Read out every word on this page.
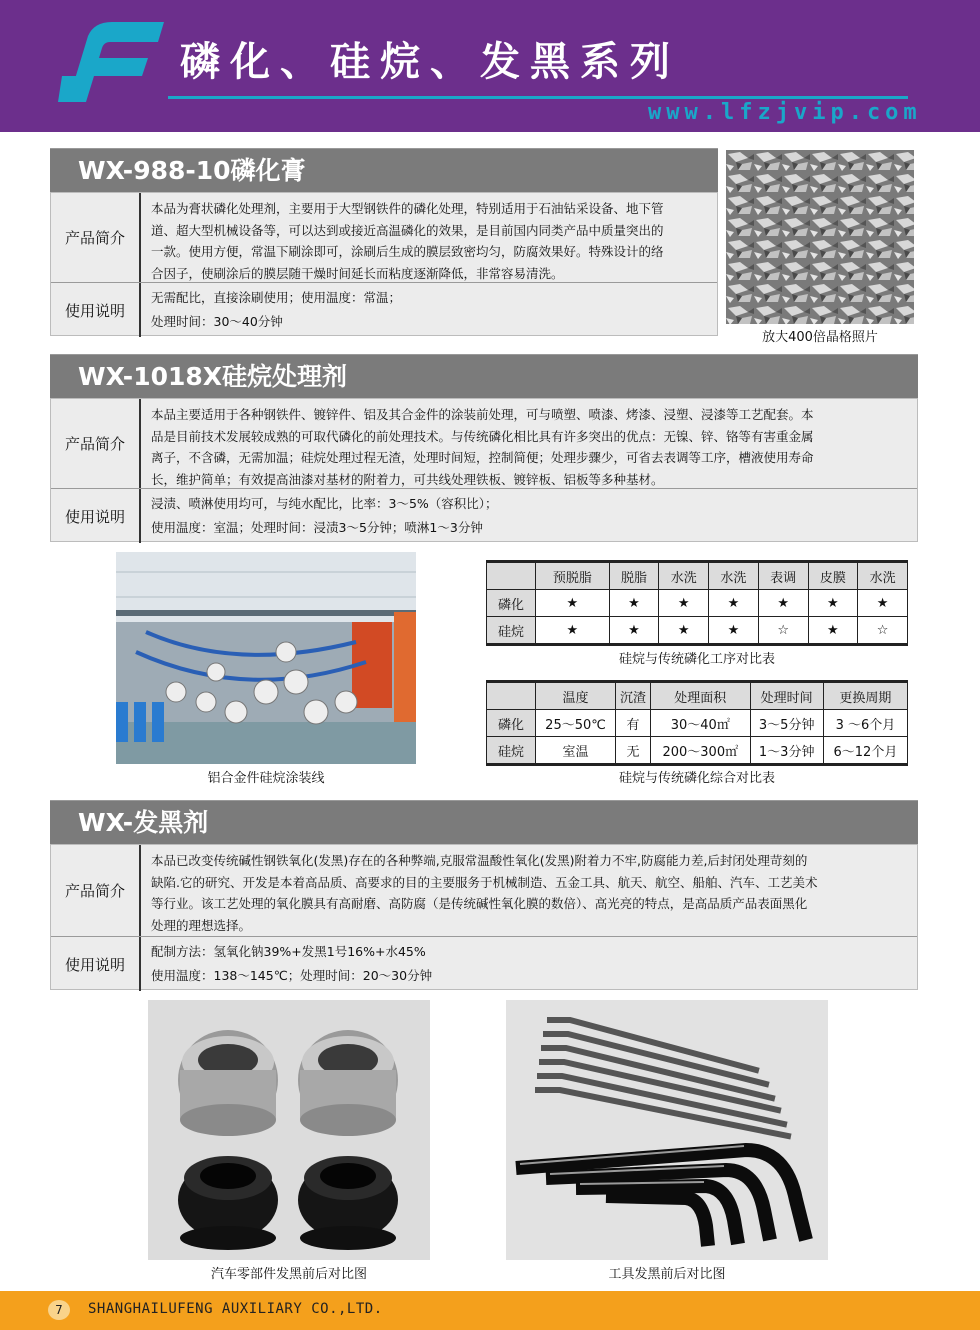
磷化、硅烷、发黑系列
www.lfzjvip.com
WX-988-10磷化膏
产品简介
本品为膏状磷化处理剂，主要用于大型钢铁件的磷化处理，特别适用于石油钻采设备、地下管
道、超大型机械设备等，可以达到或接近高温磷化的效果，是目前国内同类产品中质量突出的
一款。使用方便，常温下刷涂即可，涂刷后生成的膜层致密均匀，防腐效果好。特殊设计的络
合因子，使刷涂后的膜层随干燥时间延长而粘度逐渐降低，非常容易清洗。
使用说明
无需配比，直接涂刷使用；使用温度：常温；
处理时间：30～40分钟
放大400倍晶格照片
WX-1018X硅烷处理剂
产品简介
本品主要适用于各种钢铁件、镀锌件、铝及其合金件的涂装前处理，可与喷塑、喷漆、烤漆、浸塑、浸漆等工艺配套。本
品是目前技术发展较成熟的可取代磷化的前处理技术。与传统磷化相比具有许多突出的优点：无镍、锌、铬等有害重金属
离子，不含磷，无需加温；硅烷处理过程无渣，处理时间短，控制简便；处理步骤少，可省去表调等工序，槽液使用寿命
长，维护简单；有效提高油漆对基材的附着力，可共线处理铁板、镀锌板、铝板等多种基材。
使用说明
浸渍、喷淋使用均可，与纯水配比，比率：3～5%（容积比）；
使用温度：室温；处理时间：浸渍3～5分钟；喷淋1～3分钟
铝合金件硅烷涂装线
	预脱脂	脱脂	水洗	水洗	表调	皮膜	水洗
磷化	★	★	★	★	★	★	★
硅烷	★	★	★	★	☆	★	☆
硅烷与传统磷化工序对比表
	温度	沉渣	处理面积	处理时间	更换周期
磷化	25～50℃	有	30～40㎡	3～5分钟	3 ～6个月
硅烷	室温	无	200～300㎡	1～3分钟	6～12个月
硅烷与传统磷化综合对比表
WX-发黑剂
产品简介
本品已改变传统碱性钢铁氧化(发黑)存在的各种弊端,克服常温酸性氧化(发黑)附着力不牢,防腐能力差,后封闭处理苛刻的
缺陷.它的研究、开发是本着高品质、高要求的目的主要服务于机械制造、五金工具、航天、航空、船舶、汽车、工艺美术
等行业。该工艺处理的氧化膜具有高耐磨、高防腐（是传统碱性氧化膜的数倍）、高光亮的特点，是高品质产品表面黑化
处理的理想选择。
使用说明
配制方法：氢氧化钠39%+发黑1号16%+水45%
使用温度：138～145℃；处理时间：20～30分钟
汽车零部件发黑前后对比图	工具发黑前后对比图
7	SHANGHAILUFENG AUXILIARY CO.,LTD.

◇ ◇ ◇ ◇ ◇

Copy the material shown above in full and exactly. Skip the pictures.

Read out every word on this page.
磷化、硅烷、发黑系列
www.lfzjvip.com
WX-988-10磷化膏
产品简介
本品为膏状磷化处理剂，主要用于大型钢铁件的磷化处理，特别适用于石油钻采设备、地下管
道、超大型机械设备等，可以达到或接近高温磷化的效果，是目前国内同类产品中质量突出的
一款。使用方便，常温下刷涂即可，涂刷后生成的膜层致密均匀，防腐效果好。特殊设计的络
合因子，使刷涂后的膜层随干燥时间延长而粘度逐渐降低，非常容易清洗。
使用说明
无需配比，直接涂刷使用；使用温度：常温；
处理时间：30～40分钟
放大400倍晶格照片
WX-1018X硅烷处理剂
产品简介
本品主要适用于各种钢铁件、镀锌件、铝及其合金件的涂装前处理，可与喷塑、喷漆、烤漆、浸塑、浸漆等工艺配套。本
品是目前技术发展较成熟的可取代磷化的前处理技术。与传统磷化相比具有许多突出的优点：无镍、锌、铬等有害重金属
离子，不含磷，无需加温；硅烷处理过程无渣，处理时间短，控制简便；处理步骤少，可省去表调等工序，槽液使用寿命
长，维护简单；有效提高油漆对基材的附着力，可共线处理铁板、镀锌板、铝板等多种基材。
使用说明
浸渍、喷淋使用均可，与纯水配比，比率：3～5%（容积比）；
使用温度：室温；处理时间：浸渍3～5分钟；喷淋1～3分钟
铝合金件硅烷涂装线
	预脱脂	脱脂	水洗	水洗	表调	皮膜	水洗
磷化	★	★	★	★	★	★	★
硅烷	★	★	★	★	☆	★	☆
硅烷与传统磷化工序对比表
	温度	沉渣	处理面积	处理时间	更换周期
磷化	25～50℃	有	30～40㎡	3～5分钟	3 ～6个月
硅烷	室温	无	200～300㎡	1～3分钟	6～12个月
硅烷与传统磷化综合对比表
WX-发黑剂
产品简介
本品已改变传统碱性钢铁氧化(发黑)存在的各种弊端,克服常温酸性氧化(发黑)附着力不牢,防腐能力差,后封闭处理苛刻的
缺陷.它的研究、开发是本着高品质、高要求的目的主要服务于机械制造、五金工具、航天、航空、船舶、汽车、工艺美术
等行业。该工艺处理的氧化膜具有高耐磨、高防腐（是传统碱性氧化膜的数倍）、高光亮的特点，是高品质产品表面黑化
处理的理想选择。
使用说明
配制方法：氢氧化钠39%+发黑1号16%+水45%
使用温度：138～145℃；处理时间：20～30分钟
汽车零部件发黑前后对比图	工具发黑前后对比图
7	SHANGHAILUFENG AUXILIARY CO.,LTD.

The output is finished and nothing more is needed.